*PROVIDED TEXT:*
━━━━

# Libélula (dragonfly), for electronics.



## Zeus (Jan 6, 2018)

Also a small movement for ensemble, to which I added a video after the fact (meaning, it's not music composed purposefully to be incidental, I just thought it'd be cool to add a video to the music, since the piece is so short):


----------



## Lilijana (Dec 17, 2019)

Hey thanks for sharing this! I'm listening now and enjoying it a lot. This kind of sounds purely electronic to me, so what do you mean by ensemble? Is it an ensemble of electronic instruments? 

The piece itself is quite fast paced, a lot of sustained and echoey sounds that sift in and out of the texture moving between the foreground and background. I like your attention to textural layering there. 

I think there are some aspects to your use of definite pitch which isn't exactly to my taste, but I do like how you have made that aspect of the piece more background material rather than the piece being driven by melody and harmony in that traditional sense.

This sounds really well made; have you composed many other pieces like it?


----------



## Zeus (Jan 6, 2018)

━━━━

*EXTRACTED INFORMATION:*
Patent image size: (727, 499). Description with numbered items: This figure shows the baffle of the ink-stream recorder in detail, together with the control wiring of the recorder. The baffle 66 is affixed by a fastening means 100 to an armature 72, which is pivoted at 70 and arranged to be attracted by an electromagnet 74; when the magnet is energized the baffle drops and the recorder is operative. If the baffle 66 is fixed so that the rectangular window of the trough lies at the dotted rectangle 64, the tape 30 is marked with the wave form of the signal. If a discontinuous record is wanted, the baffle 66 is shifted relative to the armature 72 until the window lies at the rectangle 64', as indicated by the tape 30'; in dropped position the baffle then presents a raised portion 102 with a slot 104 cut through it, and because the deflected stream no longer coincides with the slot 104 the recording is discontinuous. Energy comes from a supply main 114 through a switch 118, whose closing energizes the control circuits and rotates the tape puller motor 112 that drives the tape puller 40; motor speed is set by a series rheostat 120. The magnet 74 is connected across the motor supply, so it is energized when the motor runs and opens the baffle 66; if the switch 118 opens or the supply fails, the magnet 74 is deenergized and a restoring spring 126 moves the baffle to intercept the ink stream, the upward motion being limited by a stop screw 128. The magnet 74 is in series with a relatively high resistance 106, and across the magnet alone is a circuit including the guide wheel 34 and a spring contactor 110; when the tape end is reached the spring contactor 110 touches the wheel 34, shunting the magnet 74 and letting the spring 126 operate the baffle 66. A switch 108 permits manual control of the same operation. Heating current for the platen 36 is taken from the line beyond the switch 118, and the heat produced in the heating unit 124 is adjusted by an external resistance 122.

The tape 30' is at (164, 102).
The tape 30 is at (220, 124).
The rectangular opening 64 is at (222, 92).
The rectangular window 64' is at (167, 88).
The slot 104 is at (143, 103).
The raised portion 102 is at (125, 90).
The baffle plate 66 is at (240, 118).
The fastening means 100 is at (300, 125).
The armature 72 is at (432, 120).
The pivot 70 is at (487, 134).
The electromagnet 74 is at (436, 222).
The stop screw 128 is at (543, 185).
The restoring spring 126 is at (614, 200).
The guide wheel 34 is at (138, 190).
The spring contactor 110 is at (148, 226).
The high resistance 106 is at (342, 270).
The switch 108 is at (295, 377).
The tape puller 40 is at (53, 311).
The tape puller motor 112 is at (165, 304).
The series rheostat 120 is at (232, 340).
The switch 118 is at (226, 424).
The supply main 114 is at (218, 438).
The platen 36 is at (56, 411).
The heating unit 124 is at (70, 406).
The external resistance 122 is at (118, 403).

━━━━

*EXERCISE BRIEF:*
Extend the Libélula forum thread, picking up right after its final line. The items were taken from a separate source.

*REPLY:*
composer jess said:


> Hey thanks for sharing this! I'm listening now and enjoying it a lot. This kind of sounds purely electronic to me, so what do you mean by ensemble? Is it an ensemble of electronic instruments?
> 
> The piece itself is quite fast paced, a lot of sustained and echoey sounds that sift in and out of the texture moving between the foreground and background. I like your attention to textural layering there.
> 
> ...


I posted two videos on my post; the ensemble one refers to the second one. The first one is purely electronics, of course.

In regards to texture and definite pitch, well, my work approach to this piece was binary: there's a fragment of music (traditional, diatonic) which I composed before the work, which consists of a lutheran chorale (ABA). At the beginning of the work (minute 1 or so) the A part is heard in the bells, and after another chorale, the B part is heard on a celesta, though much much dimmer, and blurred. I like to dirty the diatonic fragments, maybe add a small copy of them a minor 16th over (minor 2th), or for example major 21th downwards (major 7th). I also apply distortions, retrogradations, inversions and other stuff by electronical means, and then (2nd approach) I achieve the more clearly electronic effects/sounds/drones by taking clusters or stuff like that, and applying modifications.

In my channel, there's another 2 works composed like this, they're called "v Pamyat o Tabor Frikic", and "on the subject of
misery". I also have a "kyrie" for electronics, which was my first electronic work.


----------



## Lilijana (Dec 17, 2019)

Ah right, I see. Keep up the good work then!


----------



## adrien (Sep 12, 2016)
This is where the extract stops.